What to produce: Scan the records for the word "národného". Copy each line that includes it.

Saved entries:
%%
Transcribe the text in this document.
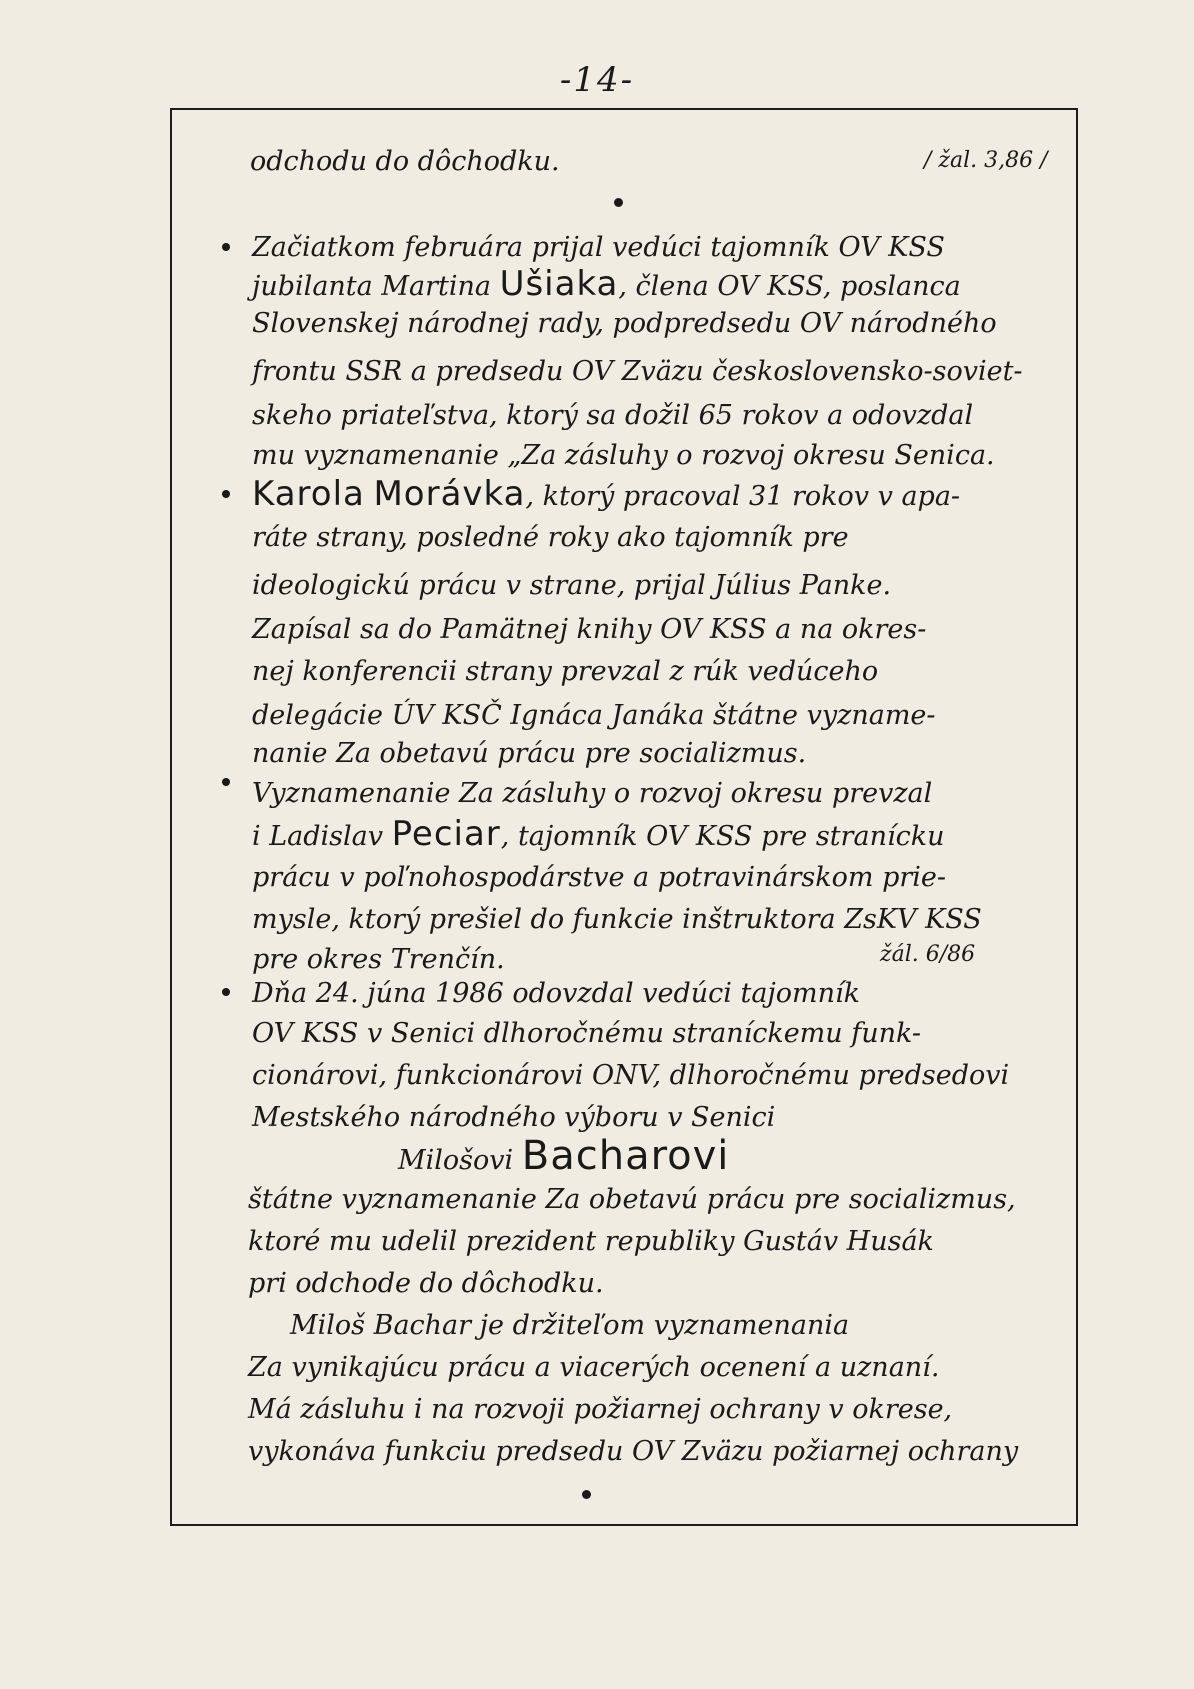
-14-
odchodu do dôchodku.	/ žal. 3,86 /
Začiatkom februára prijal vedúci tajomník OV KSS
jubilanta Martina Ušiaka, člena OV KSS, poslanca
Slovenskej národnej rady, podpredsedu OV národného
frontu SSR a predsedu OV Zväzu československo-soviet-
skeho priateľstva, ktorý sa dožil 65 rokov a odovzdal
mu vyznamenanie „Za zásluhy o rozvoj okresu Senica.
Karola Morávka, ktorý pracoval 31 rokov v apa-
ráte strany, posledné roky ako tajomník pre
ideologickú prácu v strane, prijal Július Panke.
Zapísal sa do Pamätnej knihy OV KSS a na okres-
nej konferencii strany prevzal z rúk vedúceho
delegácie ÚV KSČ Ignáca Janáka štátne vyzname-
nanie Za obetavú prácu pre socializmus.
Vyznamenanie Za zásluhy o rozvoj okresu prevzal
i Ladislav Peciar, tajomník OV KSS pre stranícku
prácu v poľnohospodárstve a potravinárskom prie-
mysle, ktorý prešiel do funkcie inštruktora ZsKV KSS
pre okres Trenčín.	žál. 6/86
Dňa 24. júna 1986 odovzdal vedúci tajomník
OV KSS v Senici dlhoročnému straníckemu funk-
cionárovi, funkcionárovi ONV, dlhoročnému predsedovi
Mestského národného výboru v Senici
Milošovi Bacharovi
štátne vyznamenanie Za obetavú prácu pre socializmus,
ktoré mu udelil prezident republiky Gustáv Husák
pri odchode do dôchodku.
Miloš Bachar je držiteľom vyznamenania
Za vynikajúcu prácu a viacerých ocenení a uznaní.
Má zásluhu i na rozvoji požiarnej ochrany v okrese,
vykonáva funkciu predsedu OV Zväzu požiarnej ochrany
%%
Full answer:
Slovenskej národnej rady, podpredsedu OV národného
Mestského národného výboru v Senici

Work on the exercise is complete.